Extracted data entries:
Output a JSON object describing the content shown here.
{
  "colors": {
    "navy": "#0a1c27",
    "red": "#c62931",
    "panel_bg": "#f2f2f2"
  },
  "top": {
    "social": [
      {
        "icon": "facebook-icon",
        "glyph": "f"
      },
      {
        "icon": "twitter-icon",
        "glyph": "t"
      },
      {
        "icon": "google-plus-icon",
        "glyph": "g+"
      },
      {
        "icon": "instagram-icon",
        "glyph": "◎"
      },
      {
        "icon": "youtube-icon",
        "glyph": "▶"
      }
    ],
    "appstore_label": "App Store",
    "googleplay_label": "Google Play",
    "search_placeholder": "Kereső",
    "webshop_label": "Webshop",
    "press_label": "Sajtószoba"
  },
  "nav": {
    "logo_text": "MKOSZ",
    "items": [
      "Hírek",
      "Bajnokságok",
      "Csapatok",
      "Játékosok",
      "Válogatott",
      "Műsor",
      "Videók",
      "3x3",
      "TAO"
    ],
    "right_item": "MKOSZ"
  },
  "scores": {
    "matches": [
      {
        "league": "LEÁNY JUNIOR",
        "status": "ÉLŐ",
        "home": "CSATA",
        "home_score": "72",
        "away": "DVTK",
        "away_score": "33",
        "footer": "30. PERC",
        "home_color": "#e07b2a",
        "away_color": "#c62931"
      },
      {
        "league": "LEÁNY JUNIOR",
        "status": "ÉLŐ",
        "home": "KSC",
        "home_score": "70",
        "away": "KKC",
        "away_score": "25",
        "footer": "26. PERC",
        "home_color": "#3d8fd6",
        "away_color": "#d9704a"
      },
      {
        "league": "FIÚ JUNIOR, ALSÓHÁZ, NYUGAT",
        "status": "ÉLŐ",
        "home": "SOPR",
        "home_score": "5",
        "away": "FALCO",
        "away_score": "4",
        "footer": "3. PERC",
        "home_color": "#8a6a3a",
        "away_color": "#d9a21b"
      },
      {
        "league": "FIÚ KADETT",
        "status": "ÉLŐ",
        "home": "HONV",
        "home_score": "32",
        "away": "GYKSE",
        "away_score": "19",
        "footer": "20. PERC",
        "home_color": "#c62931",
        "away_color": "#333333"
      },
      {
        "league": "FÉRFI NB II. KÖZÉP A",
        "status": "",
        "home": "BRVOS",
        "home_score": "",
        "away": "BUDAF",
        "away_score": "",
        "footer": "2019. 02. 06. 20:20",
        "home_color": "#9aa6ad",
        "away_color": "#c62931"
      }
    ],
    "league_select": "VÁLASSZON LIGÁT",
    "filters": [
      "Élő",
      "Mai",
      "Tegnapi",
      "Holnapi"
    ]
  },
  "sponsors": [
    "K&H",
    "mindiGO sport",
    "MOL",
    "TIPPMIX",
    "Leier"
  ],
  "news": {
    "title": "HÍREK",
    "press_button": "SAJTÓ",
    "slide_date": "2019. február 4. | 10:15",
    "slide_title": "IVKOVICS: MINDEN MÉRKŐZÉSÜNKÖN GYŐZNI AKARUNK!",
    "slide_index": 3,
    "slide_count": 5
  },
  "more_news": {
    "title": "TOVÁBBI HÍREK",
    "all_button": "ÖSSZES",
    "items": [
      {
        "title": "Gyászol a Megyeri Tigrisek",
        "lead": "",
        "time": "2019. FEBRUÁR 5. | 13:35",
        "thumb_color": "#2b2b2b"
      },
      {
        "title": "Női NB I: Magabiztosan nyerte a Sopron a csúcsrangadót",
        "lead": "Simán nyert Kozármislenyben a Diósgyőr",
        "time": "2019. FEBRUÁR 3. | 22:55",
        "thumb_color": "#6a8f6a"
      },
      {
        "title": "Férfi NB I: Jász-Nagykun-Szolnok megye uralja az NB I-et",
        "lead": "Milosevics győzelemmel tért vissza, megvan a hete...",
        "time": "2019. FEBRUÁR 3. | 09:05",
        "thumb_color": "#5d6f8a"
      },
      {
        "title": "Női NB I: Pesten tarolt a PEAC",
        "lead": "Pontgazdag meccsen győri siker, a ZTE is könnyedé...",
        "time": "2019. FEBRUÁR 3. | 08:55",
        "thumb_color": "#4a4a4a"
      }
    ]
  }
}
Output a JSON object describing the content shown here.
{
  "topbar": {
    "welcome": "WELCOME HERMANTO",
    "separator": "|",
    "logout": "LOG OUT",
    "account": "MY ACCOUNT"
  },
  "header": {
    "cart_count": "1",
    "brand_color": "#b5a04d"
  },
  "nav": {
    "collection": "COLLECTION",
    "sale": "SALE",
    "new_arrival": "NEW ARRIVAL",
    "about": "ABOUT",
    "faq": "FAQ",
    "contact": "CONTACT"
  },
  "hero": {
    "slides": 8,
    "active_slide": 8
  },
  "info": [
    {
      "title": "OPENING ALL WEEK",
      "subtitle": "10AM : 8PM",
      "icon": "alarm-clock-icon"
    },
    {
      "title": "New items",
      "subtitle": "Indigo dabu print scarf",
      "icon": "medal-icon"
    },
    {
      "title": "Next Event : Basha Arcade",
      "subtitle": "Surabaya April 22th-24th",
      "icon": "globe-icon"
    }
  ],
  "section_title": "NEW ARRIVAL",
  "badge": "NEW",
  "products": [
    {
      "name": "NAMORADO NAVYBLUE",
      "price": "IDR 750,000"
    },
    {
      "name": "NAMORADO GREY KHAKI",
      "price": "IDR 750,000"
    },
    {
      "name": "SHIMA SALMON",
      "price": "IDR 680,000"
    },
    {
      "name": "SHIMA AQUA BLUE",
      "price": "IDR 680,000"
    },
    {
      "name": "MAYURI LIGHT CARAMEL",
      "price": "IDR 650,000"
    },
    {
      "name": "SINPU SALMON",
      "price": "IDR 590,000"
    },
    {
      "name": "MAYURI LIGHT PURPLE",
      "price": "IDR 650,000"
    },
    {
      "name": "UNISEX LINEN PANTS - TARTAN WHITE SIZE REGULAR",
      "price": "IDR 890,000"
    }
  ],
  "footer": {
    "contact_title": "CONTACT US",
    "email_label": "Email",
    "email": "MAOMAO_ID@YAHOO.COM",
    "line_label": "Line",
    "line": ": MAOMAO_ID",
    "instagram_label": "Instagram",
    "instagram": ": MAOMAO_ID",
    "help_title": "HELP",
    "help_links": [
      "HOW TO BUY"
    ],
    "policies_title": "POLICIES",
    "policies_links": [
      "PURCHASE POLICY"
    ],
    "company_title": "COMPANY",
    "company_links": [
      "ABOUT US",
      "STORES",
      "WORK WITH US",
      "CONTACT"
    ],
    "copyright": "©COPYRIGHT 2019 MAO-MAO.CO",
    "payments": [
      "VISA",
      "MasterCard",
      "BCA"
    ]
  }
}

Direction: Return the whole listing exactly.

Result of this task:
Output a JSON object describing the content shown here.
{
  "colors": {
    "navy": "#0a1c27",
    "red": "#c62931",
    "panel_bg": "#f2f2f2"
  },
  "top": {
    "social": [
      {
        "icon": "facebook-icon",
        "glyph": "f"
      },
      {
        "icon": "twitter-icon",
        "glyph": "t"
      },
      {
        "icon": "google-plus-icon",
        "glyph": "g+"
      },
      {
        "icon": "instagram-icon",
        "glyph": "◎"
      },
      {
        "icon": "youtube-icon",
        "glyph": "▶"
      }
    ],
    "appstore_label": "App Store",
    "googleplay_label": "Google Play",
    "search_placeholder": "Kereső",
    "webshop_label": "Webshop",
    "press_label": "Sajtószoba"
  },
  "nav": {
    "logo_text": "MKOSZ",
    "items": [
      "Hírek",
      "Bajnokságok",
      "Csapatok",
      "Játékosok",
      "Válogatott",
      "Műsor",
      "Videók",
      "3x3",
      "TAO"
    ],
    "right_item": "MKOSZ"
  },
  "scores": {
    "matches": [
      {
        "league": "LEÁNY JUNIOR",
        "status": "ÉLŐ",
        "home": "CSATA",
        "home_score": "72",
        "away": "DVTK",
        "away_score": "33",
        "footer": "30. PERC",
        "home_color": "#e07b2a",
        "away_color": "#c62931"
      },
      {
        "league": "LEÁNY JUNIOR",
        "status": "ÉLŐ",
        "home": "KSC",
        "home_score": "70",
        "away": "KKC",
        "away_score": "25",
        "footer": "26. PERC",
        "home_color": "#3d8fd6",
        "away_color": "#d9704a"
      },
      {
        "league": "FIÚ JUNIOR, ALSÓHÁZ, NYUGAT",
        "status": "ÉLŐ",
        "home": "SOPR",
        "home_score": "5",
        "away": "FALCO",
        "away_score": "4",
        "footer": "3. PERC",
        "home_color": "#8a6a3a",
        "away_color": "#d9a21b"
      },
      {
        "league": "FIÚ KADETT",
        "status": "ÉLŐ",
        "home": "HONV",
        "home_score": "32",
        "away": "GYKSE",
        "away_score": "19",
        "footer": "20. PERC",
        "home_color": "#c62931",
        "away_color": "#333333"
      },
      {
        "league": "FÉRFI NB II. KÖZÉP A",
        "status": "",
        "home": "BRVOS",
        "home_score": "",
        "away": "BUDAF",
        "away_score": "",
        "footer": "2019. 02. 06. 20:20",
        "home_color": "#9aa6ad",
        "away_color": "#c62931"
      }
    ],
    "league_select": "VÁLASSZON LIGÁT",
    "filters": [
      "Élő",
      "Mai",
      "Tegnapi",
      "Holnapi"
    ]
  },
  "sponsors": [
    "K&H",
    "mindiGO sport",
    "MOL",
    "TIPPMIX",
    "Leier"
  ],
  "news": {
    "title": "HÍREK",
    "press_button": "SAJTÓ",
    "slide_date": "2019. február 4. | 10:15",
    "slide_title": "IVKOVICS: MINDEN MÉRKŐZÉSÜNKÖN GYŐZNI AKARUNK!",
    "slide_index": 3,
    "slide_count": 5
  },
  "more_news": {
    "title": "TOVÁBBI HÍREK",
    "all_button": "ÖSSZES",
    "items": [
      {
        "title": "Gyászol a Megyeri Tigrisek",
        "lead": "",
        "time": "2019. FEBRUÁR 5. | 13:35",
        "thumb_color": "#2b2b2b"
      },
      {
        "title": "Női NB I: Magabiztosan nyerte a Sopron a csúcsrangadót",
        "lead": "Simán nyert Kozármislenyben a Diósgyőr",
        "time": "2019. FEBRUÁR 3. | 22:55",
        "thumb_color": "#6a8f6a"
      },
      {
        "title": "Férfi NB I: Jász-Nagykun-Szolnok megye uralja az NB I-et",
        "lead": "Milosevics győzelemmel tért vissza, megvan a hete...",
        "time": "2019. FEBRUÁR 3. | 09:05",
        "thumb_color": "#5d6f8a"
      },
      {
        "title": "Női NB I: Pesten tarolt a PEAC",
        "lead": "Pontgazdag meccsen győri siker, a ZTE is könnyedé...",
        "time": "2019. FEBRUÁR 3. | 08:55",
        "thumb_color": "#4a4a4a"
      }
    ]
  }
}
Output a JSON object describing the content shown here.
{
  "topbar": {
    "welcome": "WELCOME HERMANTO",
    "separator": "|",
    "logout": "LOG OUT",
    "account": "MY ACCOUNT"
  },
  "header": {
    "cart_count": "1",
    "brand_color": "#b5a04d"
  },
  "nav": {
    "collection": "COLLECTION",
    "sale": "SALE",
    "new_arrival": "NEW ARRIVAL",
    "about": "ABOUT",
    "faq": "FAQ",
    "contact": "CONTACT"
  },
  "hero": {
    "slides": 8,
    "active_slide": 8
  },
  "info": [
    {
      "title": "OPENING ALL WEEK",
      "subtitle": "10AM : 8PM",
      "icon": "alarm-clock-icon"
    },
    {
      "title": "New items",
      "subtitle": "Indigo dabu print scarf",
      "icon": "medal-icon"
    },
    {
      "title": "Next Event : Basha Arcade",
      "subtitle": "Surabaya April 22th-24th",
      "icon": "globe-icon"
    }
  ],
  "section_title": "NEW ARRIVAL",
  "badge": "NEW",
  "products": [
    {
      "name": "NAMORADO NAVYBLUE",
      "price": "IDR 750,000"
    },
    {
      "name": "NAMORADO GREY KHAKI",
      "price": "IDR 750,000"
    },
    {
      "name": "SHIMA SALMON",
      "price": "IDR 680,000"
    },
    {
      "name": "SHIMA AQUA BLUE",
      "price": "IDR 680,000"
    },
    {
      "name": "MAYURI LIGHT CARAMEL",
      "price": "IDR 650,000"
    },
    {
      "name": "SINPU SALMON",
      "price": "IDR 590,000"
    },
    {
      "name": "MAYURI LIGHT PURPLE",
      "price": "IDR 650,000"
    },
    {
      "name": "UNISEX LINEN PANTS - TARTAN WHITE SIZE REGULAR",
      "price": "IDR 890,000"
    }
  ],
  "footer": {
    "contact_title": "CONTACT US",
    "email_label": "Email",
    "email": "MAOMAO_ID@YAHOO.COM",
    "line_label": "Line",
    "line": ": MAOMAO_ID",
    "instagram_label": "Instagram",
    "instagram": ": MAOMAO_ID",
    "help_title": "HELP",
    "help_links": [
      "HOW TO BUY"
    ],
    "policies_title": "POLICIES",
    "policies_links": [
      "PURCHASE POLICY"
    ],
    "company_title": "COMPANY",
    "company_links": [
      "ABOUT US",
      "STORES",
      "WORK WITH US",
      "CONTACT"
    ],
    "copyright": "©COPYRIGHT 2019 MAO-MAO.CO",
    "payments": [
      "VISA",
      "MasterCard",
      "BCA"
    ]
  }
}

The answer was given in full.